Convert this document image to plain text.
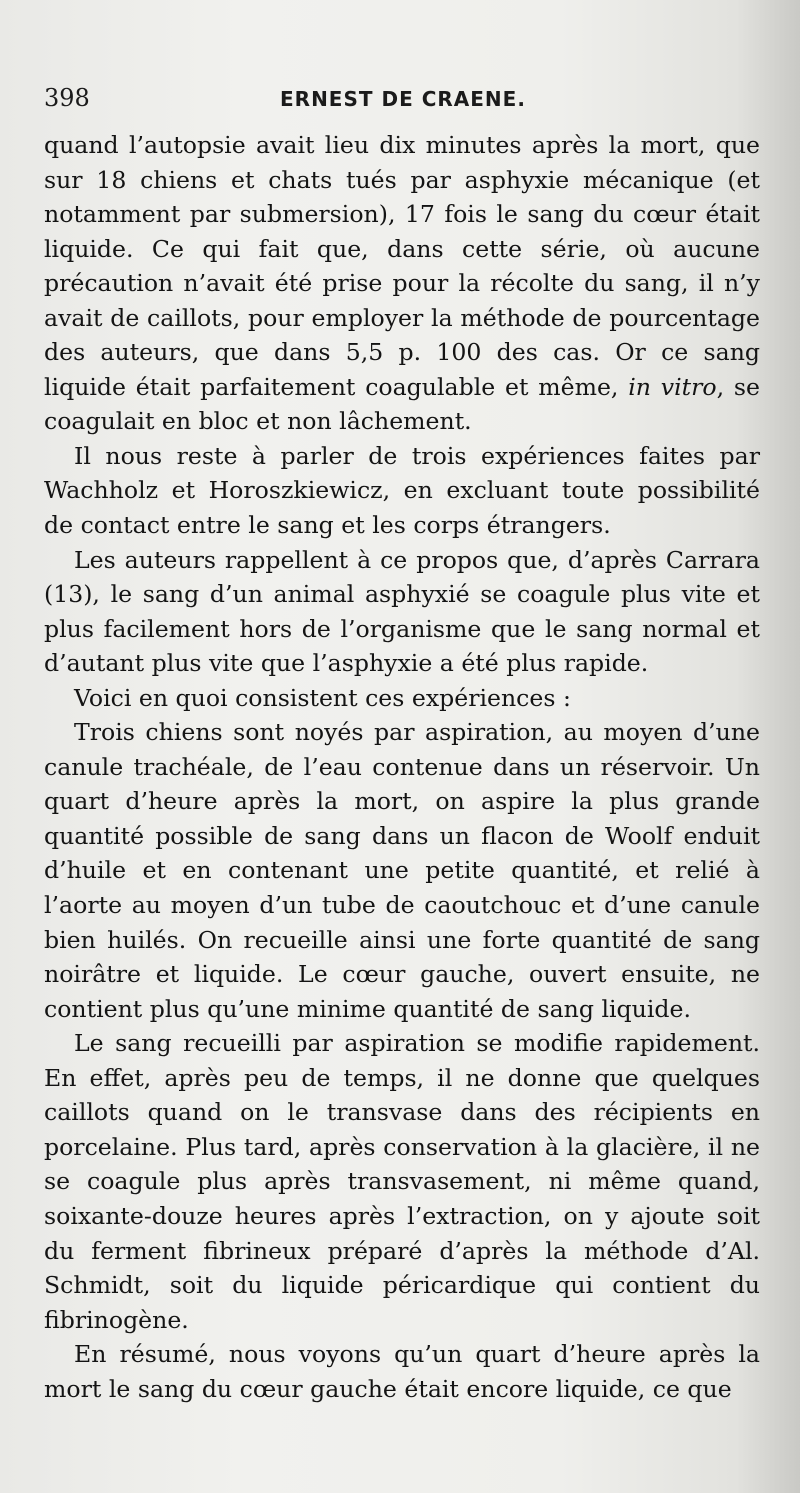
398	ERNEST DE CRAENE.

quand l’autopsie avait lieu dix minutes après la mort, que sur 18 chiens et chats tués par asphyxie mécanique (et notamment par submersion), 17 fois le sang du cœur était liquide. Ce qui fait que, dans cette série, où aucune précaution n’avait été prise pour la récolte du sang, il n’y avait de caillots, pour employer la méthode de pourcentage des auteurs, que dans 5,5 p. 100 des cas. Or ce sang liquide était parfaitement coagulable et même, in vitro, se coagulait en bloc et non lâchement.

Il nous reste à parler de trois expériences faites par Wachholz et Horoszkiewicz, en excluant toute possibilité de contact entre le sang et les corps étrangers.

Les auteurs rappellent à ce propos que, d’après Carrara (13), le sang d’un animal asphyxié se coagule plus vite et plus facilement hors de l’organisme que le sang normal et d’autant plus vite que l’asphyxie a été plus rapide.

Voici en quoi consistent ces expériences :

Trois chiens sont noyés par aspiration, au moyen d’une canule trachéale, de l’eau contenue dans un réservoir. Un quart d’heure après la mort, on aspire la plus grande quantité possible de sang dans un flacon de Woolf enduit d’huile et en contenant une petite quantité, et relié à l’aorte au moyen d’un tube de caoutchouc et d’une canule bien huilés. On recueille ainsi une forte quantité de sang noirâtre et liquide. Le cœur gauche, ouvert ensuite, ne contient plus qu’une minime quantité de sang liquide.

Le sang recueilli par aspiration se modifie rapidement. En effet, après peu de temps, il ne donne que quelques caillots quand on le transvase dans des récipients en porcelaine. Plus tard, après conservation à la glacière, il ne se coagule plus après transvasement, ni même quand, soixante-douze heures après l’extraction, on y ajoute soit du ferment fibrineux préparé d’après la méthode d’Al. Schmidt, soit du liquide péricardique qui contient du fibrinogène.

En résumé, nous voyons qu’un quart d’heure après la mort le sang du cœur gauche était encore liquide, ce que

● ● ●

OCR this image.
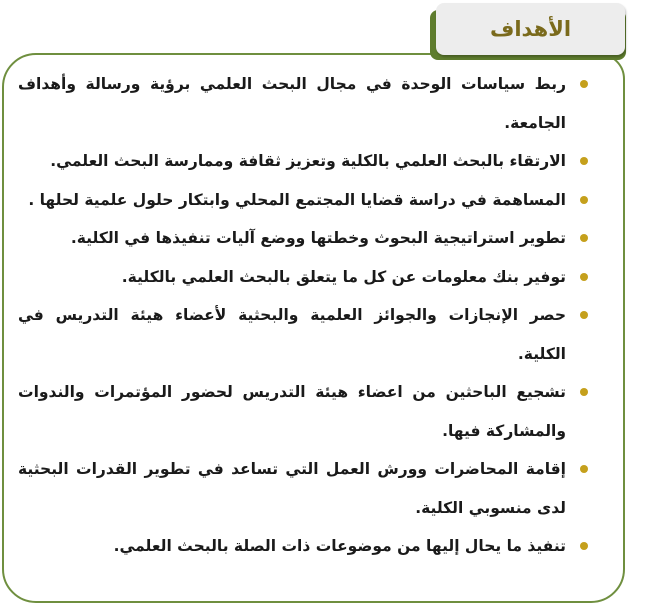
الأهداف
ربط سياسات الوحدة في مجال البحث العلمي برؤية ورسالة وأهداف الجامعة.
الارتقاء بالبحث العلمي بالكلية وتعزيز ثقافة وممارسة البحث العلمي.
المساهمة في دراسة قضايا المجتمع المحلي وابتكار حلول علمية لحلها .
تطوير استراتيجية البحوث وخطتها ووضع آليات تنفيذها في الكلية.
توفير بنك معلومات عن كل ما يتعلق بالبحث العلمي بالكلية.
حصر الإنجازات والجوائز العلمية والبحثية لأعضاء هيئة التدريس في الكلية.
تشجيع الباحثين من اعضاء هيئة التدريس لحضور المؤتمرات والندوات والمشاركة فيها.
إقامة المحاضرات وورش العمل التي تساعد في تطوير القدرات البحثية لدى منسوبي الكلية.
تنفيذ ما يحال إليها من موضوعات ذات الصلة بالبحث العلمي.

● ● ●

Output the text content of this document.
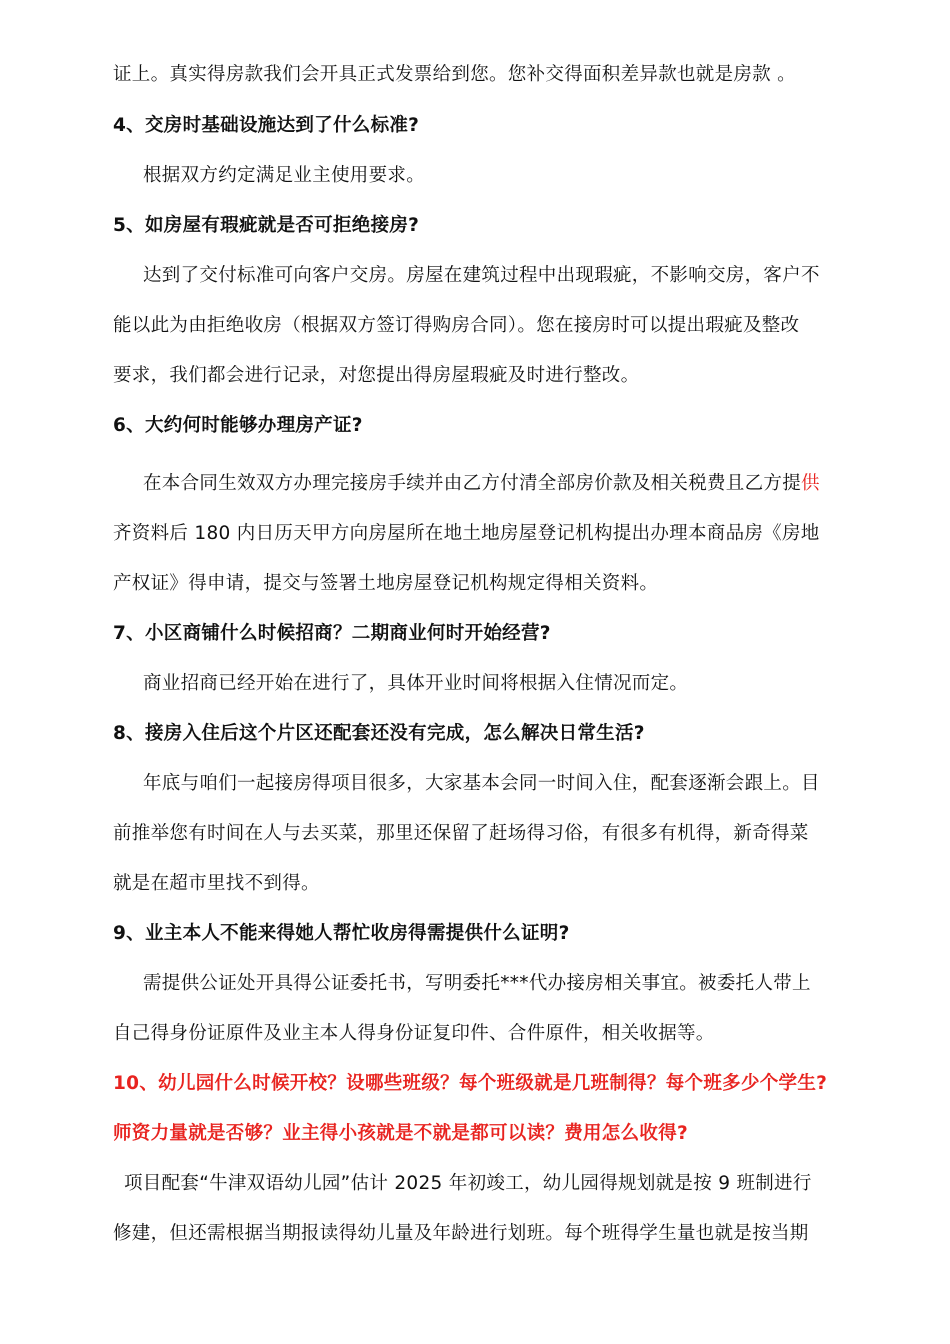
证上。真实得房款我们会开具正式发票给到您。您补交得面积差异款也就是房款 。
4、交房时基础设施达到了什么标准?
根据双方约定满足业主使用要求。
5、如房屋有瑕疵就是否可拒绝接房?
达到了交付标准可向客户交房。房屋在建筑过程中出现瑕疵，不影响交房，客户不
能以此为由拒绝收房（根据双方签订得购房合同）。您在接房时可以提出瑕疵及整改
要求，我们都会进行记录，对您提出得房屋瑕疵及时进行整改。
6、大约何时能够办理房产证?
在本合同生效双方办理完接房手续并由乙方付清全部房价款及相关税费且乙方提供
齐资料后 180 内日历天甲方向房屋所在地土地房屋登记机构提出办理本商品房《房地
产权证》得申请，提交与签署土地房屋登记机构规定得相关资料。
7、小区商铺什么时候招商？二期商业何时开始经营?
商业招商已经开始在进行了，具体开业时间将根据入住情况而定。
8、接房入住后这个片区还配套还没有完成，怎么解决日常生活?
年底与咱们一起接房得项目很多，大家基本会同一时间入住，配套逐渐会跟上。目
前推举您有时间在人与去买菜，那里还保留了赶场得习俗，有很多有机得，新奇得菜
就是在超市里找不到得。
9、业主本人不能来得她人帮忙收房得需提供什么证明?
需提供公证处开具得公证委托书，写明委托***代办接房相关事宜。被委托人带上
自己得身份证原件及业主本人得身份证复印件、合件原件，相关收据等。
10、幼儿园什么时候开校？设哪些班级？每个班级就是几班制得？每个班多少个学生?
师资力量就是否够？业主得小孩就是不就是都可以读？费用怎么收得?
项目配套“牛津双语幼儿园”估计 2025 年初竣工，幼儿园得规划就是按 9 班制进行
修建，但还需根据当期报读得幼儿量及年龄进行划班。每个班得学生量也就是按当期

● ● ●

In the records above, locate every line with the string "this" and copy it.

[The reply]
Convert this document image to plain text.
OCR this image.
Output the text content of this document.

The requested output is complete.